GIVEN INSTRUCTION: Extract every line of the material that holds the string "人是怎样变可爱的".
++++++++++
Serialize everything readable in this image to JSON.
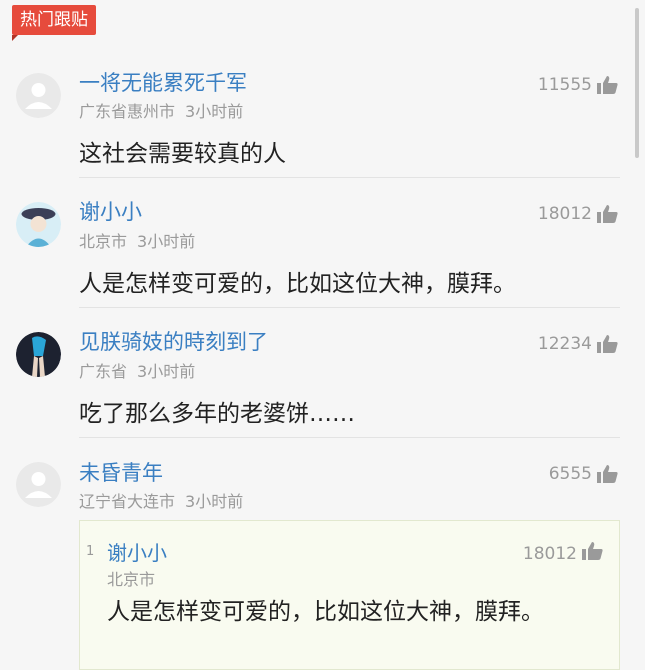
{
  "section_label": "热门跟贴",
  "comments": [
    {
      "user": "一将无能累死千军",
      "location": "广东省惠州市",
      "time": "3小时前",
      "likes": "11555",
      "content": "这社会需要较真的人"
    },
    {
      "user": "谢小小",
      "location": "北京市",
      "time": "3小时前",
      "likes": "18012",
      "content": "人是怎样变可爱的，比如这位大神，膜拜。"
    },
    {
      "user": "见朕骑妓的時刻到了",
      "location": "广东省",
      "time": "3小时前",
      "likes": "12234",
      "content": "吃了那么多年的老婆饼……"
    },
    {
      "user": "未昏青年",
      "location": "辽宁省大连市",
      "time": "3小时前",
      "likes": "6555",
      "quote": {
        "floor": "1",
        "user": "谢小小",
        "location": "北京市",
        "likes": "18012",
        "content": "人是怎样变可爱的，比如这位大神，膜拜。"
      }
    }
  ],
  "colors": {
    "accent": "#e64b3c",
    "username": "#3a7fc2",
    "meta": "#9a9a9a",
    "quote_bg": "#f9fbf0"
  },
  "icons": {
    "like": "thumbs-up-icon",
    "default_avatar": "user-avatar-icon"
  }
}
++++++++++
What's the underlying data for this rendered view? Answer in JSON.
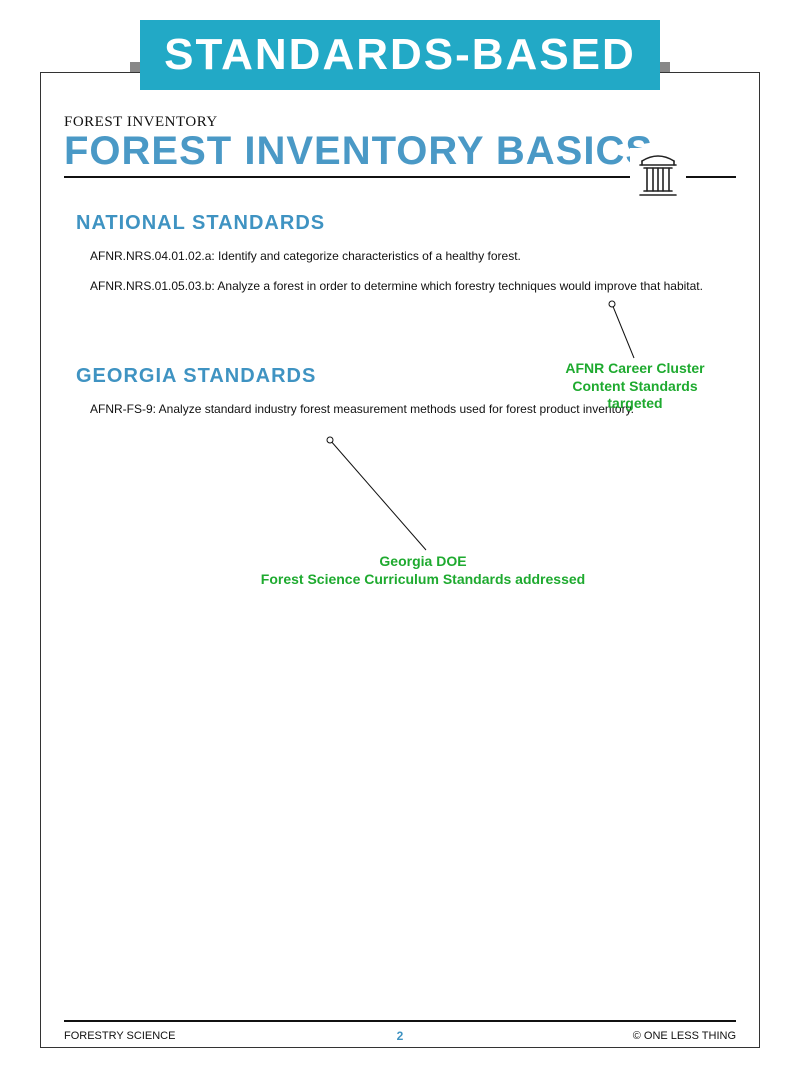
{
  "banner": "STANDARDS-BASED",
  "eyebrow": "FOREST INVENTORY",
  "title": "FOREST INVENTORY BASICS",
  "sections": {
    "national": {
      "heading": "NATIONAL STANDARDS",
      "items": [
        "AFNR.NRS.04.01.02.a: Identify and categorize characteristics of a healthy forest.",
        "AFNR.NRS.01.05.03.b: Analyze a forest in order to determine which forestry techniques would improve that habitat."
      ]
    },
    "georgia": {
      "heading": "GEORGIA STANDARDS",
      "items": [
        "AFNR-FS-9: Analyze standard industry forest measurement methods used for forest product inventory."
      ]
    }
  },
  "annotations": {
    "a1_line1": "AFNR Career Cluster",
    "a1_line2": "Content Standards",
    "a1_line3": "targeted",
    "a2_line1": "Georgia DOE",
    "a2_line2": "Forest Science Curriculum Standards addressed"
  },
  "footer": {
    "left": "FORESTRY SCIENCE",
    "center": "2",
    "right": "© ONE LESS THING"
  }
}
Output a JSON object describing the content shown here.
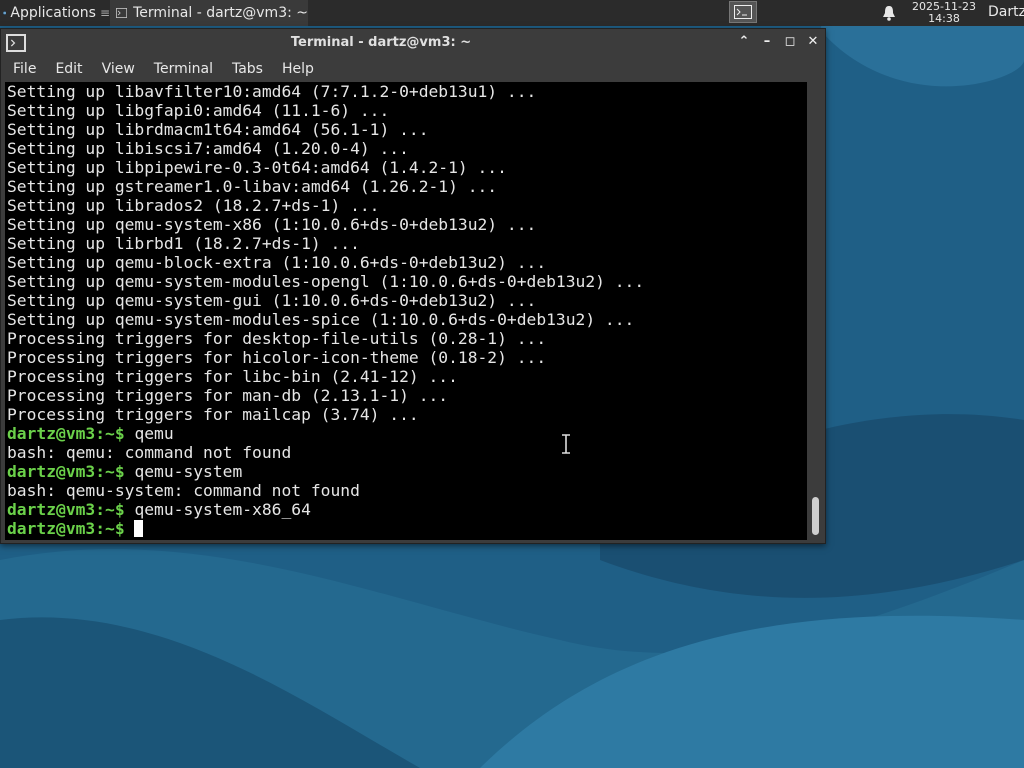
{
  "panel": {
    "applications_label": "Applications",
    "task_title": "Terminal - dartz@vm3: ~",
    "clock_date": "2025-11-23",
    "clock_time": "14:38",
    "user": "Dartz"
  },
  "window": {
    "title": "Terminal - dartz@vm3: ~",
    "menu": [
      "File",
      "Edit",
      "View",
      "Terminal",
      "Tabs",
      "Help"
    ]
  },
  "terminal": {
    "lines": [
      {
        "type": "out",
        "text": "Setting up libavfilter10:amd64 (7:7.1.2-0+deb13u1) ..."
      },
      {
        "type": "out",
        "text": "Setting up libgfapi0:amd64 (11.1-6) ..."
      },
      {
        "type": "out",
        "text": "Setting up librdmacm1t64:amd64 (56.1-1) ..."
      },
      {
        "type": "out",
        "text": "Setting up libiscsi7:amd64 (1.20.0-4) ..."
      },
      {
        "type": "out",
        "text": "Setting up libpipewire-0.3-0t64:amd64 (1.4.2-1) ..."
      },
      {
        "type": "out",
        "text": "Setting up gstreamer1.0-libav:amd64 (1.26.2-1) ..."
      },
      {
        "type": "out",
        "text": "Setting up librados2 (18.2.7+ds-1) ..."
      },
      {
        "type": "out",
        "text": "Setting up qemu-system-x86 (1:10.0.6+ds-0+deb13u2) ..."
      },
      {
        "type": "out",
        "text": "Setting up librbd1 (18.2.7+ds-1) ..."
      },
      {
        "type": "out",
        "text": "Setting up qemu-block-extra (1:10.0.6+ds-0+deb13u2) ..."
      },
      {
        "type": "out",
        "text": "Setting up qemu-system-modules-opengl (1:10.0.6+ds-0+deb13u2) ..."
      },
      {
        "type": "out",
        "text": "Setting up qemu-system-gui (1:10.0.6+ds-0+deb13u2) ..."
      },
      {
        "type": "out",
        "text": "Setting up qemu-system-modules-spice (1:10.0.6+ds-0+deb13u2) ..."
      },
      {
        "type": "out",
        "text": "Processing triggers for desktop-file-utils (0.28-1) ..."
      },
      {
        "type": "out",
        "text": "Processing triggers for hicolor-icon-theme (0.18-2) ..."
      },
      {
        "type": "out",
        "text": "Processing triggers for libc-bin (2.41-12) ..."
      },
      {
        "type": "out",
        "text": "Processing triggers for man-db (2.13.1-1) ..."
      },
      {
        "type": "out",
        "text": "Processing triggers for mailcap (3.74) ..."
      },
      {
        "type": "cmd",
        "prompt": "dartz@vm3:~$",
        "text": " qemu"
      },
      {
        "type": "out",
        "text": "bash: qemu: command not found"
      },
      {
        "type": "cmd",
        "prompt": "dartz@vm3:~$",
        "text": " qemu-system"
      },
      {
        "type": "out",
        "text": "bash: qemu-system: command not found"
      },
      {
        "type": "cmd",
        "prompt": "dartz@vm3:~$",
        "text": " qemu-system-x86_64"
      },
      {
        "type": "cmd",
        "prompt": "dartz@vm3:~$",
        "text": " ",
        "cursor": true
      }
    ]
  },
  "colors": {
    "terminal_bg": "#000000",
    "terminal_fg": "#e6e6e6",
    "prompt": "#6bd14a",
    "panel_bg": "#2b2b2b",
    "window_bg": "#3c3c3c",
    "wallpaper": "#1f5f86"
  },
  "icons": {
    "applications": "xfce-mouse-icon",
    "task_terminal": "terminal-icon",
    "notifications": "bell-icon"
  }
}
++++++++++
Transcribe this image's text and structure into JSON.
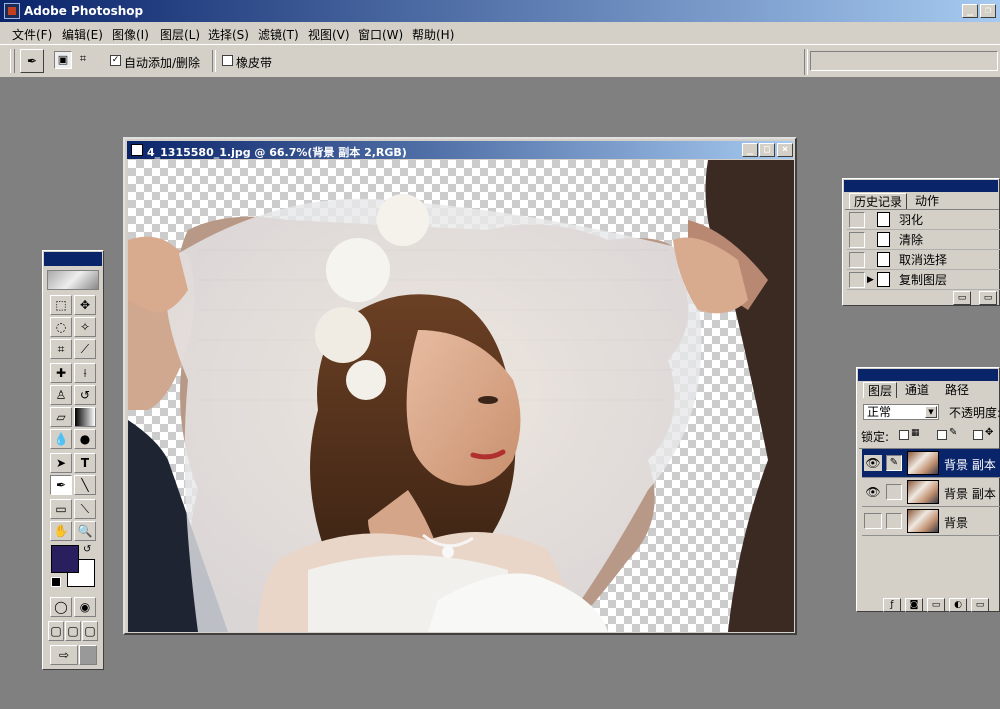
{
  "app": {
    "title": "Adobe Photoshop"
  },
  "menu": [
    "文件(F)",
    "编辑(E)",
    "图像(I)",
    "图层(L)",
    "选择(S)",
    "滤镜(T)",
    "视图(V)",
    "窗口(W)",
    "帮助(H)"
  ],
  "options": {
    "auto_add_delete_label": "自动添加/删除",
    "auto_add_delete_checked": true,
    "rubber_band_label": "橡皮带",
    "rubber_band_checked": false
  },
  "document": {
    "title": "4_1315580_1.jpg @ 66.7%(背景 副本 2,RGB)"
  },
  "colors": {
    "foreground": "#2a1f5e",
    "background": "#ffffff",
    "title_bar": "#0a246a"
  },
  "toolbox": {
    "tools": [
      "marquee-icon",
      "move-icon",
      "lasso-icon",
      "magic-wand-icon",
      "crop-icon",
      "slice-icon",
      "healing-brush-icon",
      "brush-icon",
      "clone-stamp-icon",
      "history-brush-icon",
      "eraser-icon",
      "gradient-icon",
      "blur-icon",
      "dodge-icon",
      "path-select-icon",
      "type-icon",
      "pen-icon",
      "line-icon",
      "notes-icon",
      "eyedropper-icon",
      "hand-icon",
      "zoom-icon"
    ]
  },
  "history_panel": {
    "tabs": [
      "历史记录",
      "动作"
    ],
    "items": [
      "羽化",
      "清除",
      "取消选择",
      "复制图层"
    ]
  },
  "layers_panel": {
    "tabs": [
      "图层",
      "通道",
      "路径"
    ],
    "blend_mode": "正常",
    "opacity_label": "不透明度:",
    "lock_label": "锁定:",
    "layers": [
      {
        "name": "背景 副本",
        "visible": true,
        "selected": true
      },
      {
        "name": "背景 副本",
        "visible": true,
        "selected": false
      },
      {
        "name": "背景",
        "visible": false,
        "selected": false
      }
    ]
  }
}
++++++++++
RESPONSE FOR THIS EXERCISE:
      "content": "人是怎样变可爱的，比如这位大神，膜拜。"
        "content": "人是怎样变可爱的，比如这位大神，膜拜。"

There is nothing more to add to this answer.